━━━ PROVIDED RECORDS ━━━

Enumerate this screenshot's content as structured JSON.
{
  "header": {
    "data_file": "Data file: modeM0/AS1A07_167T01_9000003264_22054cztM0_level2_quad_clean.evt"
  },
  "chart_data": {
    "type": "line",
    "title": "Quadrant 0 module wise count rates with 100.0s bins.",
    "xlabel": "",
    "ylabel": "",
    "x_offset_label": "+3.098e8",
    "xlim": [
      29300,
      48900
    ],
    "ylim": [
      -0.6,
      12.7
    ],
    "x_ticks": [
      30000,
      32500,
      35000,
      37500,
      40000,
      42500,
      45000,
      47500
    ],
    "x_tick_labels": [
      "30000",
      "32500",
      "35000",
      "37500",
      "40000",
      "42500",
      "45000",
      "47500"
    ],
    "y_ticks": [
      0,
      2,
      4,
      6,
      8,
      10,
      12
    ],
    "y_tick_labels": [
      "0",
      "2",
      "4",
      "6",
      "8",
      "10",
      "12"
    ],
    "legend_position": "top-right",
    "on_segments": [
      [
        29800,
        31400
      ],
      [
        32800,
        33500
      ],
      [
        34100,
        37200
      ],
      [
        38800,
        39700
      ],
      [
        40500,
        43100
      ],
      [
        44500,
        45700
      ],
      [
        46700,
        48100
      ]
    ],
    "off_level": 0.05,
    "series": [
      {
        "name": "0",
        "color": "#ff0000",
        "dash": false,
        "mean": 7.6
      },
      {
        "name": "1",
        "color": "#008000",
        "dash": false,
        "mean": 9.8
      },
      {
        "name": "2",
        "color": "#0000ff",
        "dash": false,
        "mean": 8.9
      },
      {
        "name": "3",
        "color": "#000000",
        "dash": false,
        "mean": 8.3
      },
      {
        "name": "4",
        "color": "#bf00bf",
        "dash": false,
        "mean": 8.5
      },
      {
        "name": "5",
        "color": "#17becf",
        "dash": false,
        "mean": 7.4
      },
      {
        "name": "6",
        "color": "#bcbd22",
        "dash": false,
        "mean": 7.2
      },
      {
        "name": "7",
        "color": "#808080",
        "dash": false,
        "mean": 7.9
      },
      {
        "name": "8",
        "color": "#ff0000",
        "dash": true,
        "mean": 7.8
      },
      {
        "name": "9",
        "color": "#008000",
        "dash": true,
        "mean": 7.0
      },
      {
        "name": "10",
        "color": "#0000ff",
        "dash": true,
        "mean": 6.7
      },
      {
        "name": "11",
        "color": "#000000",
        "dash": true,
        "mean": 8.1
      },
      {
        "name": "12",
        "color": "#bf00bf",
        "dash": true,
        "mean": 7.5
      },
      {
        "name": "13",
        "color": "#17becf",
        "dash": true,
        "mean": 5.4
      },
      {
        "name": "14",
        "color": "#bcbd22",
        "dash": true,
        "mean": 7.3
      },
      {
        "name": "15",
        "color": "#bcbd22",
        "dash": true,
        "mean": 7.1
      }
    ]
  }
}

━━━

● STATED EXERCISE
Your task is to output all of the data above word for word.

● WORKED ANSWER
Enumerate this screenshot's content as structured JSON.
{
  "header": {
    "data_file": "Data file: modeM0/AS1A07_167T01_9000003264_22054cztM0_level2_quad_clean.evt"
  },
  "chart_data": {
    "type": "line",
    "title": "Quadrant 0 module wise count rates with 100.0s bins.",
    "xlabel": "",
    "ylabel": "",
    "x_offset_label": "+3.098e8",
    "xlim": [
      29300,
      48900
    ],
    "ylim": [
      -0.6,
      12.7
    ],
    "x_ticks": [
      30000,
      32500,
      35000,
      37500,
      40000,
      42500,
      45000,
      47500
    ],
    "x_tick_labels": [
      "30000",
      "32500",
      "35000",
      "37500",
      "40000",
      "42500",
      "45000",
      "47500"
    ],
    "y_ticks": [
      0,
      2,
      4,
      6,
      8,
      10,
      12
    ],
    "y_tick_labels": [
      "0",
      "2",
      "4",
      "6",
      "8",
      "10",
      "12"
    ],
    "legend_position": "top-right",
    "on_segments": [
      [
        29800,
        31400
      ],
      [
        32800,
        33500
      ],
      [
        34100,
        37200
      ],
      [
        38800,
        39700
      ],
      [
        40500,
        43100
      ],
      [
        44500,
        45700
      ],
      [
        46700,
        48100
      ]
    ],
    "off_level": 0.05,
    "series": [
      {
        "name": "0",
        "color": "#ff0000",
        "dash": false,
        "mean": 7.6
      },
      {
        "name": "1",
        "color": "#008000",
        "dash": false,
        "mean": 9.8
      },
      {
        "name": "2",
        "color": "#0000ff",
        "dash": false,
        "mean": 8.9
      },
      {
        "name": "3",
        "color": "#000000",
        "dash": false,
        "mean": 8.3
      },
      {
        "name": "4",
        "color": "#bf00bf",
        "dash": false,
        "mean": 8.5
      },
      {
        "name": "5",
        "color": "#17becf",
        "dash": false,
        "mean": 7.4
      },
      {
        "name": "6",
        "color": "#bcbd22",
        "dash": false,
        "mean": 7.2
      },
      {
        "name": "7",
        "color": "#808080",
        "dash": false,
        "mean": 7.9
      },
      {
        "name": "8",
        "color": "#ff0000",
        "dash": true,
        "mean": 7.8
      },
      {
        "name": "9",
        "color": "#008000",
        "dash": true,
        "mean": 7.0
      },
      {
        "name": "10",
        "color": "#0000ff",
        "dash": true,
        "mean": 6.7
      },
      {
        "name": "11",
        "color": "#000000",
        "dash": true,
        "mean": 8.1
      },
      {
        "name": "12",
        "color": "#bf00bf",
        "dash": true,
        "mean": 7.5
      },
      {
        "name": "13",
        "color": "#17becf",
        "dash": true,
        "mean": 5.4
      },
      {
        "name": "14",
        "color": "#bcbd22",
        "dash": true,
        "mean": 7.3
      },
      {
        "name": "15",
        "color": "#bcbd22",
        "dash": true,
        "mean": 7.1
      }
    ]
  }
}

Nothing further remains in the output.